____ Available data

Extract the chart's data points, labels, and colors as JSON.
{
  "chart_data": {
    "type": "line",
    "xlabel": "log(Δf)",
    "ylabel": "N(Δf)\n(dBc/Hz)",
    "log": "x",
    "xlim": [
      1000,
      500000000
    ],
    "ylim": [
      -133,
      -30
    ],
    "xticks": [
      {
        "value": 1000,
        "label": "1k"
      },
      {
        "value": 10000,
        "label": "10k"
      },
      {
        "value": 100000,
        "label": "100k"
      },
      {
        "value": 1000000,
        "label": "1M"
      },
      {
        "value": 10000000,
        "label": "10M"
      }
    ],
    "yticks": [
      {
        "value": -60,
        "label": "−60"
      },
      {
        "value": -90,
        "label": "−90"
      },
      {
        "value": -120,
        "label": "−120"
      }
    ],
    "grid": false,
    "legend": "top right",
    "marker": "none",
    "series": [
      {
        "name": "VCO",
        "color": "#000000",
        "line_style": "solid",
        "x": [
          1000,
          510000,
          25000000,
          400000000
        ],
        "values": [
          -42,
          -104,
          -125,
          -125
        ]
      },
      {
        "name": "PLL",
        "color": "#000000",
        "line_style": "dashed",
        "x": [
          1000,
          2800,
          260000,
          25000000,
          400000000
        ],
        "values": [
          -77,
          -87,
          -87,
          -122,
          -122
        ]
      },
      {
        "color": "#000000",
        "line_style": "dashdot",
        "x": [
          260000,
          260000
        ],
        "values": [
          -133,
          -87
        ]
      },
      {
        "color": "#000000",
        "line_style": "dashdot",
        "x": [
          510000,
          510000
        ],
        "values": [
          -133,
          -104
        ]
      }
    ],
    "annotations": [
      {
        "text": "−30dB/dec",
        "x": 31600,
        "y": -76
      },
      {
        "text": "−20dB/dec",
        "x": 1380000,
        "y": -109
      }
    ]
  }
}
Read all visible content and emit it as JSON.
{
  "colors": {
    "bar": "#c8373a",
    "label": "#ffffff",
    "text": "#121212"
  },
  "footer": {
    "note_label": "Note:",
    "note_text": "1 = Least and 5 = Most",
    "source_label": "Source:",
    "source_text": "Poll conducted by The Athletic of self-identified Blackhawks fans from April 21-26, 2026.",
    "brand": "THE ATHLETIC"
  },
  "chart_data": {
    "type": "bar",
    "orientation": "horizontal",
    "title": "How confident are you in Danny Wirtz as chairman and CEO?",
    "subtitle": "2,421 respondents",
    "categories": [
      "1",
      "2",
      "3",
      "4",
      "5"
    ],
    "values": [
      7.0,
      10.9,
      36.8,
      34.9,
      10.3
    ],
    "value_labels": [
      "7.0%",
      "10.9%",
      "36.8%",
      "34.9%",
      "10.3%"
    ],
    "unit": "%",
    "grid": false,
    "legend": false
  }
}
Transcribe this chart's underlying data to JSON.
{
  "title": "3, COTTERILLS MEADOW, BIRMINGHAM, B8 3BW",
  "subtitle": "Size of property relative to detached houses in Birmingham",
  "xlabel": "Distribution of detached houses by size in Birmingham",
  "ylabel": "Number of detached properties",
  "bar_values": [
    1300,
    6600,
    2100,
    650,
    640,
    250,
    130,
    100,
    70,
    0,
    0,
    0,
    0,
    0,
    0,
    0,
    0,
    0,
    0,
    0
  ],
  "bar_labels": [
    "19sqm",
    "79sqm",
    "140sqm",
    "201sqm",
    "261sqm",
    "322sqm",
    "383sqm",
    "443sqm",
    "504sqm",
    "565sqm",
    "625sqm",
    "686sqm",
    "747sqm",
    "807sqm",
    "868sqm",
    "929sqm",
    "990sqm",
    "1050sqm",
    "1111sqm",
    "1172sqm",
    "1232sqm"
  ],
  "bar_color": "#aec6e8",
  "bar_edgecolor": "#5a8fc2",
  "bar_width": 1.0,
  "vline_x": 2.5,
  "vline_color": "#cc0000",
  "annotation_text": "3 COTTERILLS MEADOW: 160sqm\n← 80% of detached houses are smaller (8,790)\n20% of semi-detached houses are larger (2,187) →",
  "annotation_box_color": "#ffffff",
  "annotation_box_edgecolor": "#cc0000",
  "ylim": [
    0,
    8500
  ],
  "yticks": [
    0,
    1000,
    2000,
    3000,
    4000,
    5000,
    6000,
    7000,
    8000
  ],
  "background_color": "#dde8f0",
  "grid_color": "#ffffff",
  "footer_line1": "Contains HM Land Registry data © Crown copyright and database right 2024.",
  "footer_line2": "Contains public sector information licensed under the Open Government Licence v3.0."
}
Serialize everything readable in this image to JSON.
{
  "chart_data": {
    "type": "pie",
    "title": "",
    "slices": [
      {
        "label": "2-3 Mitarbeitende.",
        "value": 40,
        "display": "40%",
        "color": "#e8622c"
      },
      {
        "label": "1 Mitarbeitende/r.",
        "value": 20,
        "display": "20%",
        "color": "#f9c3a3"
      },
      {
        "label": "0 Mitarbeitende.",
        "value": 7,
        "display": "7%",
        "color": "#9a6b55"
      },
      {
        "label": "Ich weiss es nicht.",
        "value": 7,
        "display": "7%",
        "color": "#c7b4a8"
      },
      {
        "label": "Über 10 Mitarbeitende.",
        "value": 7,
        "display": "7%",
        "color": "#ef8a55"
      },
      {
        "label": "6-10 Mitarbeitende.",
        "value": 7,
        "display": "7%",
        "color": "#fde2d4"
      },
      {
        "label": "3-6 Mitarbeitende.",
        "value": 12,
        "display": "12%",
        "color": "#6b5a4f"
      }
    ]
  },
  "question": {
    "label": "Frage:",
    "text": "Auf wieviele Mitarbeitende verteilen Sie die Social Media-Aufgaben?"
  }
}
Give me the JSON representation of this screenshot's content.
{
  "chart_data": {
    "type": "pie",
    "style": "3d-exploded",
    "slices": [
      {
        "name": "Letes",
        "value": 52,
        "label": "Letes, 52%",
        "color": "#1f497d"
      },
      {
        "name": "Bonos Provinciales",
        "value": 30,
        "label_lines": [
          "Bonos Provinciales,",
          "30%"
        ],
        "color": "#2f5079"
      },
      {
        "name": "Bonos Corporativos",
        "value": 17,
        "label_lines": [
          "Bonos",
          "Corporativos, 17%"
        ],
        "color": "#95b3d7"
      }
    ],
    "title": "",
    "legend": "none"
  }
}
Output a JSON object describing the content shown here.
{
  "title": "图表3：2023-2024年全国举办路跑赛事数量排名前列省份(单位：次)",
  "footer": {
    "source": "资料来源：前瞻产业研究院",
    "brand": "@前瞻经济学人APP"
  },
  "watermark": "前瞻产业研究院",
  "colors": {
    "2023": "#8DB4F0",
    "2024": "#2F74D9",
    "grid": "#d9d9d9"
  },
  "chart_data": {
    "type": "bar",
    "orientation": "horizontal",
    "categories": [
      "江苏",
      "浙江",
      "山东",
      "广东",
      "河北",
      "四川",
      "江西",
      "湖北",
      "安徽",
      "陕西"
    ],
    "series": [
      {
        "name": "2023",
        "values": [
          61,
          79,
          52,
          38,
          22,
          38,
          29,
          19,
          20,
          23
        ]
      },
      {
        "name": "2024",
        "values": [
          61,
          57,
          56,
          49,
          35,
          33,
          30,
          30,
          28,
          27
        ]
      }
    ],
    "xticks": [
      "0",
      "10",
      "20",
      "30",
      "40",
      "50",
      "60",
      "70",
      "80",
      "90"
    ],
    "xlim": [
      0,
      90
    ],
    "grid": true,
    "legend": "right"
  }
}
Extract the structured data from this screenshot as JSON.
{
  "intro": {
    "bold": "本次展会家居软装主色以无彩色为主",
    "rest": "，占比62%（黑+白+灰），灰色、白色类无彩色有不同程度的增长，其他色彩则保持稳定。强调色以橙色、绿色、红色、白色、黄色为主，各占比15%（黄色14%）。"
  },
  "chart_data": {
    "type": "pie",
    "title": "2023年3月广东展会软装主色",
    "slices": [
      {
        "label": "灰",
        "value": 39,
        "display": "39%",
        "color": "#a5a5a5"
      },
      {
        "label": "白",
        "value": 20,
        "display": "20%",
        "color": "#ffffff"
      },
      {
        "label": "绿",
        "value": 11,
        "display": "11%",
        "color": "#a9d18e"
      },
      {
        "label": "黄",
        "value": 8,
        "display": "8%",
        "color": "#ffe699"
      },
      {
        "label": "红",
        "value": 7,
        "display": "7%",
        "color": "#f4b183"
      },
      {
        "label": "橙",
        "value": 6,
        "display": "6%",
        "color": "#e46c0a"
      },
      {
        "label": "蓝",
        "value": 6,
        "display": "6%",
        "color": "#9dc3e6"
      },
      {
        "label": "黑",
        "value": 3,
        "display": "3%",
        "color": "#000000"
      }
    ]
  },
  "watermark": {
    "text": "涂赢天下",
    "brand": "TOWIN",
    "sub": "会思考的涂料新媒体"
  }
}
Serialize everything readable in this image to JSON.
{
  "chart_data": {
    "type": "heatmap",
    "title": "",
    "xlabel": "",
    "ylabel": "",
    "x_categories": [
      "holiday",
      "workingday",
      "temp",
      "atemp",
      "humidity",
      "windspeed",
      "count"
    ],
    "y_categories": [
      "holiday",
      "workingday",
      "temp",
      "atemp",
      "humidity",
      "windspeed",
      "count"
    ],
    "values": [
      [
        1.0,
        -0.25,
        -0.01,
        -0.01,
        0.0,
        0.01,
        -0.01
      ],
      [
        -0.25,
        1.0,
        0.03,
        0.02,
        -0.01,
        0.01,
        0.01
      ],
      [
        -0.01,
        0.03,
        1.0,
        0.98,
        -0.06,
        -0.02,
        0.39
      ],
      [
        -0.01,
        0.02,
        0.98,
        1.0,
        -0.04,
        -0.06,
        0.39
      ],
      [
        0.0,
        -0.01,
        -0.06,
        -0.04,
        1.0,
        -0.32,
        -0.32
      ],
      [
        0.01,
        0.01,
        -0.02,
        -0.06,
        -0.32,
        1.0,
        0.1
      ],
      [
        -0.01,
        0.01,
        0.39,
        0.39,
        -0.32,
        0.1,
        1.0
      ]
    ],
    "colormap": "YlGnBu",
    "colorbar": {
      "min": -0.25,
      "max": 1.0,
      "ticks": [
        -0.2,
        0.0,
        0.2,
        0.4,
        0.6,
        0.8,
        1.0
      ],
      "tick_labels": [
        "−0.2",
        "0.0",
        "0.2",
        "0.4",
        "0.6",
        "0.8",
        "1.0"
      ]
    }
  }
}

________

• **What is expected**
Check each line above for "COTTERILLS" and return the ones that have it.

• **Exercise solution**
  "title": "3, COTTERILLS MEADOW, BIRMINGHAM, B8 3BW",
  "annotation_text": "3 COTTERILLS MEADOW: 160sqm\n← 80% of detached houses are smaller (8,790)\n20% of semi-detached houses are larger (2,187) →",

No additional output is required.